** start of Provided information **
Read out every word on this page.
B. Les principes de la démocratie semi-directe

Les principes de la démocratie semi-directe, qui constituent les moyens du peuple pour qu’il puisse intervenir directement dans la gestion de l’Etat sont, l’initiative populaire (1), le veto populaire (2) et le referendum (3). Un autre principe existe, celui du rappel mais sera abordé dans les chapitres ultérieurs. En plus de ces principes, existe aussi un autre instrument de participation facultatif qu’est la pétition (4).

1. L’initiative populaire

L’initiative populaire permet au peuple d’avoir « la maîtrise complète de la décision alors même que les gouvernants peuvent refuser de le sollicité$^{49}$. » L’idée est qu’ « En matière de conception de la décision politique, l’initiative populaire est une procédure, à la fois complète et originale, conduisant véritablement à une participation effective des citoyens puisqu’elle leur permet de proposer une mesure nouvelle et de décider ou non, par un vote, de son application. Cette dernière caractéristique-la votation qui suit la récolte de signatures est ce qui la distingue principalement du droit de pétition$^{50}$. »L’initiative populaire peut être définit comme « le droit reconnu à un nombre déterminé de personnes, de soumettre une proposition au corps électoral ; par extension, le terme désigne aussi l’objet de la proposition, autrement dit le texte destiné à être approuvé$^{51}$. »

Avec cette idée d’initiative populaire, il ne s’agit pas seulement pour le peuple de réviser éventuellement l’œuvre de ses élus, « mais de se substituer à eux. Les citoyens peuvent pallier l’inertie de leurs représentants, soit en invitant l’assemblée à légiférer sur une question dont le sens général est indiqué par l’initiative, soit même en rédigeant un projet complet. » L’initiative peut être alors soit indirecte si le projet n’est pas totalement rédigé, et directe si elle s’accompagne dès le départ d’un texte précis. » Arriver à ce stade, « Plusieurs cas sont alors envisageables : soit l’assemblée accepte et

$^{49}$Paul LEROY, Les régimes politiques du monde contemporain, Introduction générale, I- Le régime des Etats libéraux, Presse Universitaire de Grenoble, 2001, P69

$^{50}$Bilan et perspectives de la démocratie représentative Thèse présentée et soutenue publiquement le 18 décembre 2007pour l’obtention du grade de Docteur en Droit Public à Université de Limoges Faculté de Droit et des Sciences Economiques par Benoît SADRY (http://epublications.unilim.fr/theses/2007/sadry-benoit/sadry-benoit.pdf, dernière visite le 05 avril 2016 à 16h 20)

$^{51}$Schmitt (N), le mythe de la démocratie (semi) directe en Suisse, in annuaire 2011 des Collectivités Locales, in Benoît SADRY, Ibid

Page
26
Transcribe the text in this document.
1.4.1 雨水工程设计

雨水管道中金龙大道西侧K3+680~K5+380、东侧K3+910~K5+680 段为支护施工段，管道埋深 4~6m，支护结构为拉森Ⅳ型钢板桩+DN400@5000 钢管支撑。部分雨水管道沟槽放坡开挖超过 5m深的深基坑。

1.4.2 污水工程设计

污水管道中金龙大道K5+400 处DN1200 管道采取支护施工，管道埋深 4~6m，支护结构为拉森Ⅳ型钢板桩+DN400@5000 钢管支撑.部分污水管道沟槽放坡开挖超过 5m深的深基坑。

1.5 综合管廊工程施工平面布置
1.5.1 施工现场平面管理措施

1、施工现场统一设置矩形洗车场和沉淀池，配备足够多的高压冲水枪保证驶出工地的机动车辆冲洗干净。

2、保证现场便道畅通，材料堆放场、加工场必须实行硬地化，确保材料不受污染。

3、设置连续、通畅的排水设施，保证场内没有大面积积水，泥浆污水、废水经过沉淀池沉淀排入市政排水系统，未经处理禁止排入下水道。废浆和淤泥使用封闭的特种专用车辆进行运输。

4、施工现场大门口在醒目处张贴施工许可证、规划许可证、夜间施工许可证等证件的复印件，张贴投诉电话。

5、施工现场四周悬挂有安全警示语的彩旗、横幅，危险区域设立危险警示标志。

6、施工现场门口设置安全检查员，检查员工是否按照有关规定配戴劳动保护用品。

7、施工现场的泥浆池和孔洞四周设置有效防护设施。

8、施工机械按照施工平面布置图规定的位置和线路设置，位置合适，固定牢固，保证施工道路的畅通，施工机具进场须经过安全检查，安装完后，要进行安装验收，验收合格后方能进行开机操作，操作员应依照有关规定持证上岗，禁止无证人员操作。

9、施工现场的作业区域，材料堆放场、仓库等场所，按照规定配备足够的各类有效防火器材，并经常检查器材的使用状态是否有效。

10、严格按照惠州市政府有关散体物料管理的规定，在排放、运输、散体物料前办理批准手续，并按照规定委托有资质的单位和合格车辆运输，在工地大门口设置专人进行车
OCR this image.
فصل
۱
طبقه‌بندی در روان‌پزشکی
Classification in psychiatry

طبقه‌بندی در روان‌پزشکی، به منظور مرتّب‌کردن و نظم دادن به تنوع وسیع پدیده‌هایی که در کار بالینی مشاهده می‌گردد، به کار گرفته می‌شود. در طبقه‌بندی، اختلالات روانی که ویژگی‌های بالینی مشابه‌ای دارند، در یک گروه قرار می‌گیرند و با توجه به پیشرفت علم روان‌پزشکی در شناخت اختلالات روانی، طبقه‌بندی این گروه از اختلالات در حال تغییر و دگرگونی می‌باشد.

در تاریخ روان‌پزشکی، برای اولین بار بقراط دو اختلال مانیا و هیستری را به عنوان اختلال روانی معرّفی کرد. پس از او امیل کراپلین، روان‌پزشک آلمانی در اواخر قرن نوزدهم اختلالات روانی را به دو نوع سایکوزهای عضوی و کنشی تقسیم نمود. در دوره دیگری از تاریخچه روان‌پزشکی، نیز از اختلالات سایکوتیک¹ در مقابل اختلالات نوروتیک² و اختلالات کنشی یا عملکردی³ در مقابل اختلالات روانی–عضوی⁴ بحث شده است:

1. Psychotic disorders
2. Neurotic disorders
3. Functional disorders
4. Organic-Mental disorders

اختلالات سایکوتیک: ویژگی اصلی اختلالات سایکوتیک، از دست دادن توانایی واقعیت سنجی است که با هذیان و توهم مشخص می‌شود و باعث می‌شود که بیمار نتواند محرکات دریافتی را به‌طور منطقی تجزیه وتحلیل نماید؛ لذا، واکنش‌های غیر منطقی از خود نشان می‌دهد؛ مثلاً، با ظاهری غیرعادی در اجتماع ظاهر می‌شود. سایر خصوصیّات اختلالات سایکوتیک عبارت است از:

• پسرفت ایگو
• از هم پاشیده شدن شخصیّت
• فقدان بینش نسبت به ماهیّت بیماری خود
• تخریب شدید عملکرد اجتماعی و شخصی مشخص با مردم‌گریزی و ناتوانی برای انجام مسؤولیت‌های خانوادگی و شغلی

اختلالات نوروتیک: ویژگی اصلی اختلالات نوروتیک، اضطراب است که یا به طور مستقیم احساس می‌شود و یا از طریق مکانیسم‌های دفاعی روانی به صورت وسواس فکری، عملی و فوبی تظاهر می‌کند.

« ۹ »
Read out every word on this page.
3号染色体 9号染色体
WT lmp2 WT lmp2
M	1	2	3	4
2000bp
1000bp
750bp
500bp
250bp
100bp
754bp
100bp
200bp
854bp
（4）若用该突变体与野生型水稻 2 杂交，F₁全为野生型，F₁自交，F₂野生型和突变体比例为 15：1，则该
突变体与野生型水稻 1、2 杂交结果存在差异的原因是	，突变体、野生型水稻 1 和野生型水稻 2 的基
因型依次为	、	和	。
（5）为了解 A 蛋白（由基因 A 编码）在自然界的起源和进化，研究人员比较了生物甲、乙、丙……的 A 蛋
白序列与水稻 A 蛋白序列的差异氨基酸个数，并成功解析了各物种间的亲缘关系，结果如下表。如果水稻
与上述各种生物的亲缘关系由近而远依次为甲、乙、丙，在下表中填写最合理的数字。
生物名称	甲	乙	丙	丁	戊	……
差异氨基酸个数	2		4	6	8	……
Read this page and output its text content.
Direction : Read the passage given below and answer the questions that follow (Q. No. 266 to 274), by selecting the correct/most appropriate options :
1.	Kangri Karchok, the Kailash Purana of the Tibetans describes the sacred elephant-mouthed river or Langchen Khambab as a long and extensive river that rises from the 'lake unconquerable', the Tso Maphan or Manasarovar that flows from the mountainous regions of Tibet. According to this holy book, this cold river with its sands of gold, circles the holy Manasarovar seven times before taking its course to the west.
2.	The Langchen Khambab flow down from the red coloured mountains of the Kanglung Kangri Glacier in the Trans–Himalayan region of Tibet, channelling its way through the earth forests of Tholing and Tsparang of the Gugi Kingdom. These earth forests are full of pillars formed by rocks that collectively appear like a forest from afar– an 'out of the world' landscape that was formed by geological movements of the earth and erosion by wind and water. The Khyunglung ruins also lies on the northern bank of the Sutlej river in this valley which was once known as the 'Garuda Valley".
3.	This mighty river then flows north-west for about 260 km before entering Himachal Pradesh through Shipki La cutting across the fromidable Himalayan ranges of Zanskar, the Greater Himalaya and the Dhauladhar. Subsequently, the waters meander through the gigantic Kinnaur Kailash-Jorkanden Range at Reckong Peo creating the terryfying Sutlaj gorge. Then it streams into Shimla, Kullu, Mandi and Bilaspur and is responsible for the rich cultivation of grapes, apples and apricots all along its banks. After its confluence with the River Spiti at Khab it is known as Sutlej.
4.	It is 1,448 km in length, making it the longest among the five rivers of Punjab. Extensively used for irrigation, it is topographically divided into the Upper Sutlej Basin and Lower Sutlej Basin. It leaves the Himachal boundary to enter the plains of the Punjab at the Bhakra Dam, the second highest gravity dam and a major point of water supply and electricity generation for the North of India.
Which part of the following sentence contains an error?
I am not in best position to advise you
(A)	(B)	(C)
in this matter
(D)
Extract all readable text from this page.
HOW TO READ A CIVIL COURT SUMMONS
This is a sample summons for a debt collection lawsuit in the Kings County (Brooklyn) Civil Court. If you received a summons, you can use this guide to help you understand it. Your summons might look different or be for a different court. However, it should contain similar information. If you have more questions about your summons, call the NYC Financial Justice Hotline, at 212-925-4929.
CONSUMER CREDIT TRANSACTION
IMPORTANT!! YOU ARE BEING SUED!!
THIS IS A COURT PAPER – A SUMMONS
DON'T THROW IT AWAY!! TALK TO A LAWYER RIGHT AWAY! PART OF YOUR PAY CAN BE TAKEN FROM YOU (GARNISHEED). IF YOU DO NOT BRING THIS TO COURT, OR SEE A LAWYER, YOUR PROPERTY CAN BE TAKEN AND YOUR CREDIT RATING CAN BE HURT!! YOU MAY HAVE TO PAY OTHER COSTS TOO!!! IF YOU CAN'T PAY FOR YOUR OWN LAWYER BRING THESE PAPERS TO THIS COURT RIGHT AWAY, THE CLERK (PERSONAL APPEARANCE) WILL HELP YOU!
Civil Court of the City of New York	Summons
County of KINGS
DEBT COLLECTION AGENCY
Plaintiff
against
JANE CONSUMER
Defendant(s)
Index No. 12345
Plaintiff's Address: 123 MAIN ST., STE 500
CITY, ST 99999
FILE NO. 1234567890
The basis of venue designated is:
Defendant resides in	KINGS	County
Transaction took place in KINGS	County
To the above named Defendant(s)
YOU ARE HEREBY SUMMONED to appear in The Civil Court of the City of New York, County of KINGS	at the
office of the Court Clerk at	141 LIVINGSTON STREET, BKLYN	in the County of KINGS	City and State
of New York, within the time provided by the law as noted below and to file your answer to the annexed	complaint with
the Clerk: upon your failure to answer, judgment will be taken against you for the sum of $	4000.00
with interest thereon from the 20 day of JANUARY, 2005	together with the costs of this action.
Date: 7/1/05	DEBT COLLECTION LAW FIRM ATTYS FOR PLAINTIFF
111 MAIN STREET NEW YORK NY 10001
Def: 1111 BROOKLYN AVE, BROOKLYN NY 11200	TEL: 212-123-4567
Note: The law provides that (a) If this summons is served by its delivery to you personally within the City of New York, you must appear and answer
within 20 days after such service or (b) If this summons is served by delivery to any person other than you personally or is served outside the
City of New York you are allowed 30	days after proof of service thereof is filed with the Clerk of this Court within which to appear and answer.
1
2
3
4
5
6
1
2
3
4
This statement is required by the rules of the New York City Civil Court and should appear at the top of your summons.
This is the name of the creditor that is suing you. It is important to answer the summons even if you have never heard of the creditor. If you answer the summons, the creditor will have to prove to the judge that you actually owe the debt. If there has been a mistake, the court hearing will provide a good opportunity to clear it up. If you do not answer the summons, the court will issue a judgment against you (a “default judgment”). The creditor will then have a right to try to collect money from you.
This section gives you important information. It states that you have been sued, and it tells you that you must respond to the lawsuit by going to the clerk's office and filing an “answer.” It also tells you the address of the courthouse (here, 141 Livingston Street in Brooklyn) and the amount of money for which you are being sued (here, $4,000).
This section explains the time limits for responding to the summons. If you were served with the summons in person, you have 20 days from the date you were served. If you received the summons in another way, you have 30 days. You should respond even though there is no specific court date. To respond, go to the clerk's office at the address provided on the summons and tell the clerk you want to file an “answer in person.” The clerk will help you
** end of Provided information **
Required task: Pick out the lines containing the string "شخصی".

Result below:
• از هم پاشیده شدن شخصیّت
• تخریب شدید عملکرد اجتماعی و شخصی مشخص با مردم‌گریزی و ناتوانی برای انجام مسؤولیت‌های خانوادگی و شغلی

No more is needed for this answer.